→ **DATA SUPPLIED**:
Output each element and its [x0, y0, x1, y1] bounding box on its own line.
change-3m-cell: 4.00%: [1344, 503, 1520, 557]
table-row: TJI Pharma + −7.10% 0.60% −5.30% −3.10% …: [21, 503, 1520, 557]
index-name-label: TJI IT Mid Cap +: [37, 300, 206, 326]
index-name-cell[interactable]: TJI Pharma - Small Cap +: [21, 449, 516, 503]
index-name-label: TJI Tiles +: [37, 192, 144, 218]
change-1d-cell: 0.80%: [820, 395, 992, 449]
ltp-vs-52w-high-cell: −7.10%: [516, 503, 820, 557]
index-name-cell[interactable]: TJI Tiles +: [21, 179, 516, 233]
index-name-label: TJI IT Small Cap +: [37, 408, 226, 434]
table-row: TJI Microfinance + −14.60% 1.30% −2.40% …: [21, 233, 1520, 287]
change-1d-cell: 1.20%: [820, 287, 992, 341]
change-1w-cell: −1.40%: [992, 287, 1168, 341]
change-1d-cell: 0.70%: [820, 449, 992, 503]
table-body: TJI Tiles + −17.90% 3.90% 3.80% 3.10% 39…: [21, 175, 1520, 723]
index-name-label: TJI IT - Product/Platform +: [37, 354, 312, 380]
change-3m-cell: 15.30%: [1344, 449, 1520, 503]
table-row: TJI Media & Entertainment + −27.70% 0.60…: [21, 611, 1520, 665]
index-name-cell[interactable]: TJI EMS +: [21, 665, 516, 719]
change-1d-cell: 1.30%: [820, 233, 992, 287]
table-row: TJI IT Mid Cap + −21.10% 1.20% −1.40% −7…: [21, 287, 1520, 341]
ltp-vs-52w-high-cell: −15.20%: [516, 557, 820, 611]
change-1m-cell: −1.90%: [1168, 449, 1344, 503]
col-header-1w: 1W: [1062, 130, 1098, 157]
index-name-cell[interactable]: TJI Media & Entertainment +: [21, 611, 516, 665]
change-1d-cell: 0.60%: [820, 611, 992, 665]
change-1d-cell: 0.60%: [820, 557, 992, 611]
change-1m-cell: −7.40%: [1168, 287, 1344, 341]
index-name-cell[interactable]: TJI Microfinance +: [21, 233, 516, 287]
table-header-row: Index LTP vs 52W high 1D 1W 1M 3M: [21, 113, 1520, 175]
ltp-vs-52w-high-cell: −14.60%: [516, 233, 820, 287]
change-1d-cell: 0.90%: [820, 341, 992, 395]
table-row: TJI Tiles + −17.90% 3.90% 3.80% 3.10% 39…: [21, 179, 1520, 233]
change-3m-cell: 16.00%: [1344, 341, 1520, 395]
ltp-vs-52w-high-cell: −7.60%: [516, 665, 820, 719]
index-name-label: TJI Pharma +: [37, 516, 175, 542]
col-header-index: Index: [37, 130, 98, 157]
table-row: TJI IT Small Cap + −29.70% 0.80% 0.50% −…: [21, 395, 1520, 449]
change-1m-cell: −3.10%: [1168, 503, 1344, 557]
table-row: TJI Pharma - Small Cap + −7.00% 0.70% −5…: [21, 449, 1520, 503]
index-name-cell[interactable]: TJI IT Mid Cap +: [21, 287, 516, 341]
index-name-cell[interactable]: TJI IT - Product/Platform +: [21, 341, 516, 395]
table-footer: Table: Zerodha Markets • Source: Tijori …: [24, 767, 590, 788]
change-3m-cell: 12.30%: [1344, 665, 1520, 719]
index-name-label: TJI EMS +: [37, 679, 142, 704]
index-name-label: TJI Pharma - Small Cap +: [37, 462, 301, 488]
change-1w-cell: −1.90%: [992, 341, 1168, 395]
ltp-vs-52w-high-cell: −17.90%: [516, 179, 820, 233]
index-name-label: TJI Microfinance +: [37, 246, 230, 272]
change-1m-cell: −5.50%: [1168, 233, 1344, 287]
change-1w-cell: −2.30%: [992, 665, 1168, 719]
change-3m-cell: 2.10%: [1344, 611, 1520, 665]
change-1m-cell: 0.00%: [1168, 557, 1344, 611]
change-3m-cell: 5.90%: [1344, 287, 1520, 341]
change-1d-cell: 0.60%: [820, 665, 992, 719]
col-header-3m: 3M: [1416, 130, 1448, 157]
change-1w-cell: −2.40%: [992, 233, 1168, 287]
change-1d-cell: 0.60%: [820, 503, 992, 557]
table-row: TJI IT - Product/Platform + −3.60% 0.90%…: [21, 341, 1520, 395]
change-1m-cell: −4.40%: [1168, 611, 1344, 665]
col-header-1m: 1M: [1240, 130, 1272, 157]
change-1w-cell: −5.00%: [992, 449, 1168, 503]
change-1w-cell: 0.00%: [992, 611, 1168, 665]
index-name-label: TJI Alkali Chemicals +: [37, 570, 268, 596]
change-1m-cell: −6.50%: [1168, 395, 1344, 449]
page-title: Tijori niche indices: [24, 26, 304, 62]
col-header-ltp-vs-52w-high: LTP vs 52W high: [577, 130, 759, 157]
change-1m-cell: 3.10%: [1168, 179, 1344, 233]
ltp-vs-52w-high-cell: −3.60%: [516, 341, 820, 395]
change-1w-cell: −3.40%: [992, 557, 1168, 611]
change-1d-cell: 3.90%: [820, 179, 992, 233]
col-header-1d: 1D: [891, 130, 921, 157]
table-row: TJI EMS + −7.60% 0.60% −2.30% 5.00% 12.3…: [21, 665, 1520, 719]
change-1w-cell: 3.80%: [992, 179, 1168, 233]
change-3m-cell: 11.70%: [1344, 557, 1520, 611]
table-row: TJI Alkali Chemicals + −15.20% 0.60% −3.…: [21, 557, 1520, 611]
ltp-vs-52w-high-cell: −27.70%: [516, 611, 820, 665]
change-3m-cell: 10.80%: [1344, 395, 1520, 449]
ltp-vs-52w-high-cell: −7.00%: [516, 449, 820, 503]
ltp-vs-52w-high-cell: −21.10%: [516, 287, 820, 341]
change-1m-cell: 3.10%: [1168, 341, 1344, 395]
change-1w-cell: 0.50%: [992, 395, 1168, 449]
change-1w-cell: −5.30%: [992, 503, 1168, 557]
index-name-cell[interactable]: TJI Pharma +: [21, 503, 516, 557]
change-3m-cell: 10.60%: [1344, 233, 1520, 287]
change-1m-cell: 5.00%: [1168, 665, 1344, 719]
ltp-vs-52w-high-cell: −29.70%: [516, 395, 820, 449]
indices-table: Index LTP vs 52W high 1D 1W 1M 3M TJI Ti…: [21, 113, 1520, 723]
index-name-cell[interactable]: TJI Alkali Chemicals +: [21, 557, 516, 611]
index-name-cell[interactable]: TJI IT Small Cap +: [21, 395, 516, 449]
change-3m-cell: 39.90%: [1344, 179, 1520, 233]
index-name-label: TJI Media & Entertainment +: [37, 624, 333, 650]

→ **GIVEN INSTRUCTION**:
Copy out every entry above, character for character, one entry per line.

→ **RESPONSE**:
Output each element and its [x0, y0, x1, y1] bounding box on its own line.
change-3m-cell: 4.00%: [1344, 503, 1520, 557]
table-row: TJI Pharma + −7.10% 0.60% −5.30% −3.10% …: [21, 503, 1520, 557]
index-name-label: TJI IT Mid Cap +: [37, 300, 206, 326]
index-name-cell[interactable]: TJI Pharma - Small Cap +: [21, 449, 516, 503]
index-name-label: TJI Tiles +: [37, 192, 144, 218]
change-1d-cell: 0.80%: [820, 395, 992, 449]
ltp-vs-52w-high-cell: −7.10%: [516, 503, 820, 557]
index-name-cell[interactable]: TJI Tiles +: [21, 179, 516, 233]
index-name-label: TJI IT Small Cap +: [37, 408, 226, 434]
table-row: TJI Microfinance + −14.60% 1.30% −2.40% …: [21, 233, 1520, 287]
change-1d-cell: 1.20%: [820, 287, 992, 341]
change-1w-cell: −1.40%: [992, 287, 1168, 341]
change-1d-cell: 0.70%: [820, 449, 992, 503]
table-body: TJI Tiles + −17.90% 3.90% 3.80% 3.10% 39…: [21, 175, 1520, 723]
index-name-label: TJI IT - Product/Platform +: [37, 354, 312, 380]
change-3m-cell: 15.30%: [1344, 449, 1520, 503]
table-row: TJI Media & Entertainment + −27.70% 0.60…: [21, 611, 1520, 665]
index-name-cell[interactable]: TJI EMS +: [21, 665, 516, 719]
change-1d-cell: 1.30%: [820, 233, 992, 287]
table-row: TJI IT Mid Cap + −21.10% 1.20% −1.40% −7…: [21, 287, 1520, 341]
ltp-vs-52w-high-cell: −15.20%: [516, 557, 820, 611]
change-1m-cell: −1.90%: [1168, 449, 1344, 503]
col-header-1w: 1W: [1062, 130, 1098, 157]
index-name-cell[interactable]: TJI Media & Entertainment +: [21, 611, 516, 665]
change-1d-cell: 0.60%: [820, 611, 992, 665]
change-1d-cell: 0.60%: [820, 557, 992, 611]
change-1m-cell: −7.40%: [1168, 287, 1344, 341]
index-name-cell[interactable]: TJI Microfinance +: [21, 233, 516, 287]
table-header-row: Index LTP vs 52W high 1D 1W 1M 3M: [21, 113, 1520, 175]
ltp-vs-52w-high-cell: −14.60%: [516, 233, 820, 287]
change-1d-cell: 0.90%: [820, 341, 992, 395]
table-row: TJI Tiles + −17.90% 3.90% 3.80% 3.10% 39…: [21, 179, 1520, 233]
change-3m-cell: 16.00%: [1344, 341, 1520, 395]
ltp-vs-52w-high-cell: −7.60%: [516, 665, 820, 719]
index-name-label: TJI Pharma +: [37, 516, 175, 542]
col-header-index: Index: [37, 130, 98, 157]
table-row: TJI IT Small Cap + −29.70% 0.80% 0.50% −…: [21, 395, 1520, 449]
change-1m-cell: −3.10%: [1168, 503, 1344, 557]
table-row: TJI Pharma - Small Cap + −7.00% 0.70% −5…: [21, 449, 1520, 503]
index-name-cell[interactable]: TJI IT Mid Cap +: [21, 287, 516, 341]
index-name-cell[interactable]: TJI IT - Product/Platform +: [21, 341, 516, 395]
table-footer: Table: Zerodha Markets • Source: Tijori …: [24, 767, 590, 788]
change-3m-cell: 12.30%: [1344, 665, 1520, 719]
index-name-label: TJI EMS +: [37, 679, 142, 704]
index-name-label: TJI Pharma - Small Cap +: [37, 462, 301, 488]
change-1w-cell: −1.90%: [992, 341, 1168, 395]
ltp-vs-52w-high-cell: −17.90%: [516, 179, 820, 233]
index-name-label: TJI Microfinance +: [37, 246, 230, 272]
change-1m-cell: −5.50%: [1168, 233, 1344, 287]
change-1w-cell: −2.30%: [992, 665, 1168, 719]
change-3m-cell: 2.10%: [1344, 611, 1520, 665]
change-1m-cell: 0.00%: [1168, 557, 1344, 611]
change-3m-cell: 5.90%: [1344, 287, 1520, 341]
change-1d-cell: 0.60%: [820, 665, 992, 719]
col-header-3m: 3M: [1416, 130, 1448, 157]
change-1w-cell: −2.40%: [992, 233, 1168, 287]
change-1d-cell: 0.60%: [820, 503, 992, 557]
table-row: TJI IT - Product/Platform + −3.60% 0.90%…: [21, 341, 1520, 395]
change-1m-cell: −4.40%: [1168, 611, 1344, 665]
col-header-1m: 1M: [1240, 130, 1272, 157]
change-1w-cell: −5.00%: [992, 449, 1168, 503]
change-1w-cell: 0.00%: [992, 611, 1168, 665]
index-name-label: TJI Alkali Chemicals +: [37, 570, 268, 596]
change-1m-cell: −6.50%: [1168, 395, 1344, 449]
page-title: Tijori niche indices: [24, 26, 304, 62]
col-header-ltp-vs-52w-high: LTP vs 52W high: [577, 130, 759, 157]
change-1m-cell: 3.10%: [1168, 179, 1344, 233]
ltp-vs-52w-high-cell: −3.60%: [516, 341, 820, 395]
change-1w-cell: −3.40%: [992, 557, 1168, 611]
change-1d-cell: 3.90%: [820, 179, 992, 233]
col-header-1d: 1D: [891, 130, 921, 157]
table-row: TJI EMS + −7.60% 0.60% −2.30% 5.00% 12.3…: [21, 665, 1520, 719]
change-1w-cell: 3.80%: [992, 179, 1168, 233]
change-3m-cell: 11.70%: [1344, 557, 1520, 611]
table-row: TJI Alkali Chemicals + −15.20% 0.60% −3.…: [21, 557, 1520, 611]
ltp-vs-52w-high-cell: −27.70%: [516, 611, 820, 665]
change-3m-cell: 10.80%: [1344, 395, 1520, 449]
ltp-vs-52w-high-cell: −7.00%: [516, 449, 820, 503]
ltp-vs-52w-high-cell: −21.10%: [516, 287, 820, 341]
change-1m-cell: 3.10%: [1168, 341, 1344, 395]
change-1w-cell: 0.50%: [992, 395, 1168, 449]
change-1w-cell: −5.30%: [992, 503, 1168, 557]
index-name-cell[interactable]: TJI Pharma +: [21, 503, 516, 557]
change-3m-cell: 10.60%: [1344, 233, 1520, 287]
change-1m-cell: 5.00%: [1168, 665, 1344, 719]
ltp-vs-52w-high-cell: −29.70%: [516, 395, 820, 449]
indices-table: Index LTP vs 52W high 1D 1W 1M 3M TJI Ti…: [21, 113, 1520, 723]
index-name-cell[interactable]: TJI Alkali Chemicals +: [21, 557, 516, 611]
index-name-cell[interactable]: TJI IT Small Cap +: [21, 395, 516, 449]
change-3m-cell: 39.90%: [1344, 179, 1520, 233]
index-name-label: TJI Media & Entertainment +: [37, 624, 333, 650]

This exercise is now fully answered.